=== YOUR GOAL ===
Reproduce every entry exactly and leave its pictures out.

=== MATERIAL FOR THIS EXERCISE ===
* * * * *
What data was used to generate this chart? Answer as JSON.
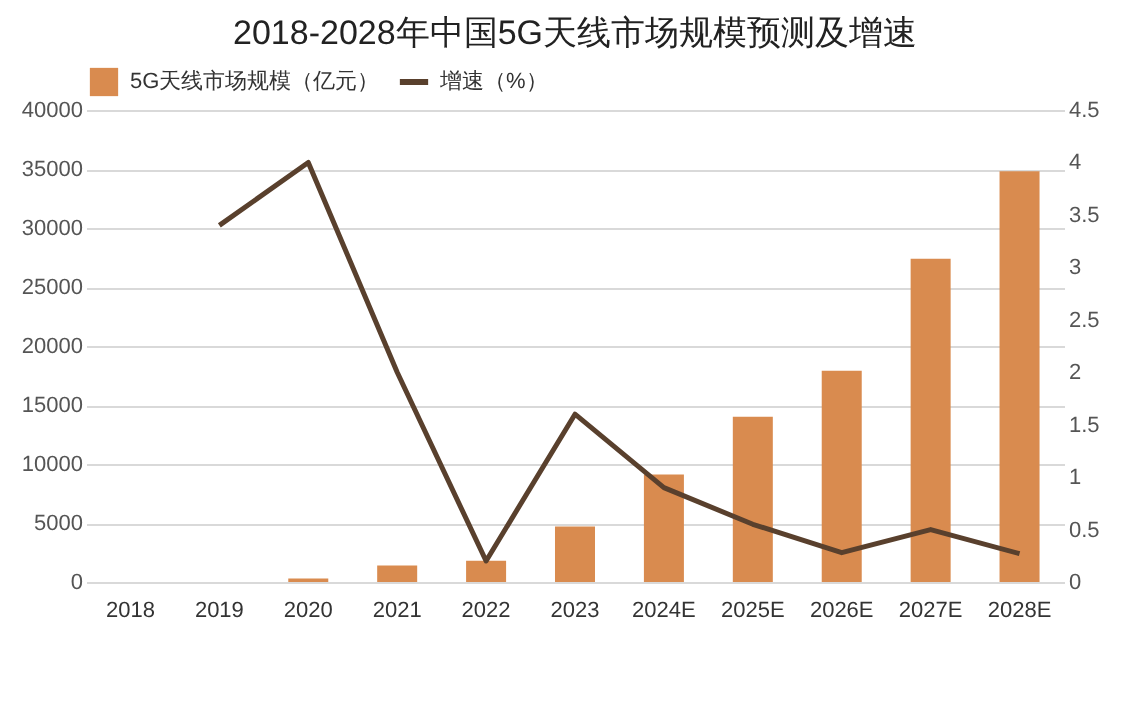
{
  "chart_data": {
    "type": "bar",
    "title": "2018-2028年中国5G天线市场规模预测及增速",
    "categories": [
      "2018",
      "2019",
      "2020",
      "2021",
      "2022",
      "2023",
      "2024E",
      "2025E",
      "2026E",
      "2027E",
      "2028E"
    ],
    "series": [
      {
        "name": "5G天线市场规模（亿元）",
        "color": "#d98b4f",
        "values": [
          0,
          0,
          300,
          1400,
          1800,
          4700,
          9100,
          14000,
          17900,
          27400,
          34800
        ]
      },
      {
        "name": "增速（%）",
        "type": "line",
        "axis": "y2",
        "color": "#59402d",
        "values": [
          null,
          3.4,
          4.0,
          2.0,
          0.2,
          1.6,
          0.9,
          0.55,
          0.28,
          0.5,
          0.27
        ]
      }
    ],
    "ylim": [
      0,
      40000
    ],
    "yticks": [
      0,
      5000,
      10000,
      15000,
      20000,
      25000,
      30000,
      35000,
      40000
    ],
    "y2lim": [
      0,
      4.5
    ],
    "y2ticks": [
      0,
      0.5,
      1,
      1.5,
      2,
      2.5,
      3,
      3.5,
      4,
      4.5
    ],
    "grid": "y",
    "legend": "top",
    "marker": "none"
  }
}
* * * * *
=== REPLY ===
What data was used to generate this chart? Answer as JSON.
{
  "chart_data": {
    "type": "bar",
    "title": "2018-2028年中国5G天线市场规模预测及增速",
    "categories": [
      "2018",
      "2019",
      "2020",
      "2021",
      "2022",
      "2023",
      "2024E",
      "2025E",
      "2026E",
      "2027E",
      "2028E"
    ],
    "series": [
      {
        "name": "5G天线市场规模（亿元）",
        "color": "#d98b4f",
        "values": [
          0,
          0,
          300,
          1400,
          1800,
          4700,
          9100,
          14000,
          17900,
          27400,
          34800
        ]
      },
      {
        "name": "增速（%）",
        "type": "line",
        "axis": "y2",
        "color": "#59402d",
        "values": [
          null,
          3.4,
          4.0,
          2.0,
          0.2,
          1.6,
          0.9,
          0.55,
          0.28,
          0.5,
          0.27
        ]
      }
    ],
    "ylim": [
      0,
      40000
    ],
    "yticks": [
      0,
      5000,
      10000,
      15000,
      20000,
      25000,
      30000,
      35000,
      40000
    ],
    "y2lim": [
      0,
      4.5
    ],
    "y2ticks": [
      0,
      0.5,
      1,
      1.5,
      2,
      2.5,
      3,
      3.5,
      4,
      4.5
    ],
    "grid": "y",
    "legend": "top",
    "marker": "none"
  }
}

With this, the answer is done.